Stated problem.
Extract, from the listing that follows, each line containing the word "Positions".

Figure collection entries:

================

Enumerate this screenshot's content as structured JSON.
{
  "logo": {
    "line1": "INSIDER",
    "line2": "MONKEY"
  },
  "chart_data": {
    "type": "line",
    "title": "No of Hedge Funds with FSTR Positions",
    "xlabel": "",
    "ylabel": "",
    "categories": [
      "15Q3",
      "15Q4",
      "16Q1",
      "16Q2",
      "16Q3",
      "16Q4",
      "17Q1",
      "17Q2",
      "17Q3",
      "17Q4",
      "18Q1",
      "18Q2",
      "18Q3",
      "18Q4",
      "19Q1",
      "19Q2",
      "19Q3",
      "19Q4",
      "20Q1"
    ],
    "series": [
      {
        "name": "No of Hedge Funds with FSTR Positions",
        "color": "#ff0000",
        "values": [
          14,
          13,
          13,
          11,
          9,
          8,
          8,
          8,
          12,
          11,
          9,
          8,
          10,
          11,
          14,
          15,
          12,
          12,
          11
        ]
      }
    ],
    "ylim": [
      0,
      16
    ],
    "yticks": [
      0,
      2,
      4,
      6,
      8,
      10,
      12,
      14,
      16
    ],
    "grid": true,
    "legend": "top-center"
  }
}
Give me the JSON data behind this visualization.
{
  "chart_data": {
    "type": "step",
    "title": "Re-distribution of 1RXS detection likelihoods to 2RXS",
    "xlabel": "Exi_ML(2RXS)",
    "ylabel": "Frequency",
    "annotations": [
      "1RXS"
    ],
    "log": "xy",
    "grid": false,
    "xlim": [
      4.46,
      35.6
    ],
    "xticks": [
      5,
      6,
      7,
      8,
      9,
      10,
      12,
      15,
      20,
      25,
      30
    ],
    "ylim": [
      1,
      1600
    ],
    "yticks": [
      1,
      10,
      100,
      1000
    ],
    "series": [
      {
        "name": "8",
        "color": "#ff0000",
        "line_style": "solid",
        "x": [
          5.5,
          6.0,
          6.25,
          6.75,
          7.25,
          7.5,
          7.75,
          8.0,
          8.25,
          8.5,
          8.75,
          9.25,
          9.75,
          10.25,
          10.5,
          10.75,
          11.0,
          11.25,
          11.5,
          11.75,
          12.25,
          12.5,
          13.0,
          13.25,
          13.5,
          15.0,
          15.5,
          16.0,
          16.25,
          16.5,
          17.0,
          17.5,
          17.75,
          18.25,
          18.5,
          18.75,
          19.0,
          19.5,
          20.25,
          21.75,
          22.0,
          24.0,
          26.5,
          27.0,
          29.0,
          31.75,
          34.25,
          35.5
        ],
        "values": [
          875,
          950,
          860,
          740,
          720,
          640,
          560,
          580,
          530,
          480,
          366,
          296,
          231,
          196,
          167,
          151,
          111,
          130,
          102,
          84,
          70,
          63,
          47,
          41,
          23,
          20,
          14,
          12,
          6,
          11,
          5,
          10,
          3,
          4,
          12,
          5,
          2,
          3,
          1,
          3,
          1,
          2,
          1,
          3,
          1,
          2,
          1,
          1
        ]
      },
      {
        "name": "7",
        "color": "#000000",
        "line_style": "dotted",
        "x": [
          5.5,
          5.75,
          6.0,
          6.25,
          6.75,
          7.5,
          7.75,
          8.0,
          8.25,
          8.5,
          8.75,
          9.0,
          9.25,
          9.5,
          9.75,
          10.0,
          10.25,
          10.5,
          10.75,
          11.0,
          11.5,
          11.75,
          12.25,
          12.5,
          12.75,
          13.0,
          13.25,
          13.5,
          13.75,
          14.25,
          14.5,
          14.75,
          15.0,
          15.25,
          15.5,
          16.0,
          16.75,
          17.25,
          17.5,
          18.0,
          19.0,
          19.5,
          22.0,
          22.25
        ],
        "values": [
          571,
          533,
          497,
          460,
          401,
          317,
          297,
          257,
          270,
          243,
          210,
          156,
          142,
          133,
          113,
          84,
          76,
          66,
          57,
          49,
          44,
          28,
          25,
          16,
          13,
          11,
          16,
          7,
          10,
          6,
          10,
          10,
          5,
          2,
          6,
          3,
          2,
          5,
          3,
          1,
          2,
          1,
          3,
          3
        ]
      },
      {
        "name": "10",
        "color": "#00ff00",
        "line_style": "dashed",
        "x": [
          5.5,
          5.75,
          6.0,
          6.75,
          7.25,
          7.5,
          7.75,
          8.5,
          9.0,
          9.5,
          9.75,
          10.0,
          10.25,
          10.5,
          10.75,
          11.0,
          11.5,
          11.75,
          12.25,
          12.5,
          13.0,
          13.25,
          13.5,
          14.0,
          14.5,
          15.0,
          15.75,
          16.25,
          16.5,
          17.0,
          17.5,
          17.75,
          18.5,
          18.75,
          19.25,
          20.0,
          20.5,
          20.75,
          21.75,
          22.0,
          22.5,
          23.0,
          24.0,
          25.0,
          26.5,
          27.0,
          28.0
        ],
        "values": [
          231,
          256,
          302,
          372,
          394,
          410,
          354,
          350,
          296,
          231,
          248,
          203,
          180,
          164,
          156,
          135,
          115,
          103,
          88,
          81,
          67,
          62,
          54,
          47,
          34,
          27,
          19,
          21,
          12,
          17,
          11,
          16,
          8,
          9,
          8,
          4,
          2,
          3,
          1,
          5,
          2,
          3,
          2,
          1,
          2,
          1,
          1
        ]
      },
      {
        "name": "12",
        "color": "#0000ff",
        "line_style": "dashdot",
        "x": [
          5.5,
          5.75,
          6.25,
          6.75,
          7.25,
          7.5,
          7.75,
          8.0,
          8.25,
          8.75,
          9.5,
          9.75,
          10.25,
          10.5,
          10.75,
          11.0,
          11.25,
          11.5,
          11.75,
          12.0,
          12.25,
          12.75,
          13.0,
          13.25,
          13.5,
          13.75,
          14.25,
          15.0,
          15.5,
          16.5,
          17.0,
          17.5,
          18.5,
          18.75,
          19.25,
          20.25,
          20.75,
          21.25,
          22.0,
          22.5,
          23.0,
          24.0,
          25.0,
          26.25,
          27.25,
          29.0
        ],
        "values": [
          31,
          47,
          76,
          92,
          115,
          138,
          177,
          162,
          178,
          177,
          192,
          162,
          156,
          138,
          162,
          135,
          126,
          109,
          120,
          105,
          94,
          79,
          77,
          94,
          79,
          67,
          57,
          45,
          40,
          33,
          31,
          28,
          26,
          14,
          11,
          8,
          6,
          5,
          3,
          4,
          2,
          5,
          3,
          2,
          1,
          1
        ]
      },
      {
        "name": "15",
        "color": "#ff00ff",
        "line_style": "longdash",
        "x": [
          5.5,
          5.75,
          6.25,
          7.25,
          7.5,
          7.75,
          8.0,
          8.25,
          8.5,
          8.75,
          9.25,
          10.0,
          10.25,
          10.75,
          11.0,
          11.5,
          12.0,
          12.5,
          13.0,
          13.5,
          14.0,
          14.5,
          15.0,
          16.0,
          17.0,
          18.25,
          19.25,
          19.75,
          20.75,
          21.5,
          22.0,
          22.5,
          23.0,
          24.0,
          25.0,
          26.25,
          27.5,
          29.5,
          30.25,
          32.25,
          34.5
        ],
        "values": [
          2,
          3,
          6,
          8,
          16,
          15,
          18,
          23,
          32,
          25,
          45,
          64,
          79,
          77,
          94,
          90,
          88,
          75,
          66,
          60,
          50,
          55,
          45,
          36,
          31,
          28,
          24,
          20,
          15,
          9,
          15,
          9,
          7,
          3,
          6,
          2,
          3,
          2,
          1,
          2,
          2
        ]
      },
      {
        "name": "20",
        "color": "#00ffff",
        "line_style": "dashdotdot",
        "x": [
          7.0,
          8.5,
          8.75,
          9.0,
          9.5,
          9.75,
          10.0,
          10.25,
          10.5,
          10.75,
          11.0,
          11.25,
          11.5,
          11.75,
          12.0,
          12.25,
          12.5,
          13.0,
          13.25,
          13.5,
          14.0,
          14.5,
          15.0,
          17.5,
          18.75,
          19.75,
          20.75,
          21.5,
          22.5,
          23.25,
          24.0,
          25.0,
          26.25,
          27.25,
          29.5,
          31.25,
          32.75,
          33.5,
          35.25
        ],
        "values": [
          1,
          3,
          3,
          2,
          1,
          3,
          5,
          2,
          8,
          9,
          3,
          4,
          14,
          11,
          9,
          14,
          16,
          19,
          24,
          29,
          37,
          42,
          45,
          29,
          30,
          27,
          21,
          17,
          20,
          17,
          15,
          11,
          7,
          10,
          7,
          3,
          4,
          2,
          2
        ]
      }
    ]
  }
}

================

Response for this exercise.
    "title": "No of Hedge Funds with FSTR Positions",
        "name": "No of Hedge Funds with FSTR Positions",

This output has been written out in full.